[begin DATA FOR THIS TASK]

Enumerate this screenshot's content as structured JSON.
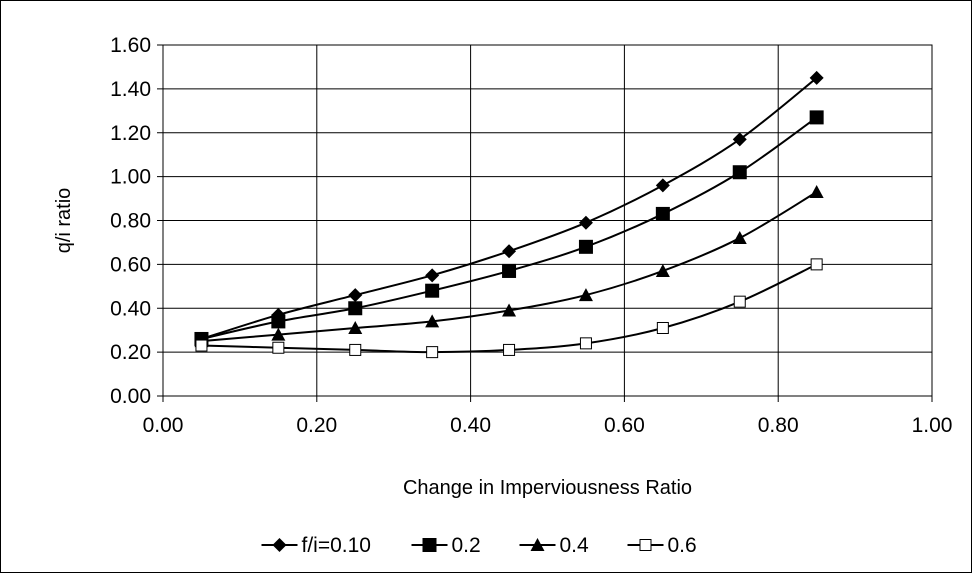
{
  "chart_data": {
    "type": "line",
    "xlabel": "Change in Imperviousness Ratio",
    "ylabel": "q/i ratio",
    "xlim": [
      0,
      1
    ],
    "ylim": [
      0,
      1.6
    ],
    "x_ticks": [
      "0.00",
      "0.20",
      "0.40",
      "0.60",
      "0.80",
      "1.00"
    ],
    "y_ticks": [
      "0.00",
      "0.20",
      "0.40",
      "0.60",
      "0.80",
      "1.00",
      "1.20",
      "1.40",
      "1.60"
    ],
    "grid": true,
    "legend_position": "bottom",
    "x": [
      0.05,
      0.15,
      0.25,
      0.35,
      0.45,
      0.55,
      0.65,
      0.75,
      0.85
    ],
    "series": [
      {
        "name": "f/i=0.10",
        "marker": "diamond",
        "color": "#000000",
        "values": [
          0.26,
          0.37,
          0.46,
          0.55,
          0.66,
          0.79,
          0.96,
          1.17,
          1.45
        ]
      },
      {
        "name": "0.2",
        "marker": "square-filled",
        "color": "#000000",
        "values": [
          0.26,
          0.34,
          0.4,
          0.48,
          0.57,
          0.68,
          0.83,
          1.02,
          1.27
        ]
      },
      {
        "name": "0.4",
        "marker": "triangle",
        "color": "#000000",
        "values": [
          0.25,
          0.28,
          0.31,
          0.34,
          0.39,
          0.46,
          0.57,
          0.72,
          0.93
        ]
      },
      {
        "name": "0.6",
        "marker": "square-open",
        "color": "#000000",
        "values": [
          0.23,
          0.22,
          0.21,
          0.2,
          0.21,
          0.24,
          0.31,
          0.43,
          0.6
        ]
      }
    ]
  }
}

[end DATA FOR THIS TASK]

Leave out the pictures and print each record exactly as it stands.

### [FINAL RESULT]
Enumerate this screenshot's content as structured JSON.
{
  "chart_data": {
    "type": "line",
    "xlabel": "Change in Imperviousness Ratio",
    "ylabel": "q/i ratio",
    "xlim": [
      0,
      1
    ],
    "ylim": [
      0,
      1.6
    ],
    "x_ticks": [
      "0.00",
      "0.20",
      "0.40",
      "0.60",
      "0.80",
      "1.00"
    ],
    "y_ticks": [
      "0.00",
      "0.20",
      "0.40",
      "0.60",
      "0.80",
      "1.00",
      "1.20",
      "1.40",
      "1.60"
    ],
    "grid": true,
    "legend_position": "bottom",
    "x": [
      0.05,
      0.15,
      0.25,
      0.35,
      0.45,
      0.55,
      0.65,
      0.75,
      0.85
    ],
    "series": [
      {
        "name": "f/i=0.10",
        "marker": "diamond",
        "color": "#000000",
        "values": [
          0.26,
          0.37,
          0.46,
          0.55,
          0.66,
          0.79,
          0.96,
          1.17,
          1.45
        ]
      },
      {
        "name": "0.2",
        "marker": "square-filled",
        "color": "#000000",
        "values": [
          0.26,
          0.34,
          0.4,
          0.48,
          0.57,
          0.68,
          0.83,
          1.02,
          1.27
        ]
      },
      {
        "name": "0.4",
        "marker": "triangle",
        "color": "#000000",
        "values": [
          0.25,
          0.28,
          0.31,
          0.34,
          0.39,
          0.46,
          0.57,
          0.72,
          0.93
        ]
      },
      {
        "name": "0.6",
        "marker": "square-open",
        "color": "#000000",
        "values": [
          0.23,
          0.22,
          0.21,
          0.2,
          0.21,
          0.24,
          0.31,
          0.43,
          0.6
        ]
      }
    ]
  }
}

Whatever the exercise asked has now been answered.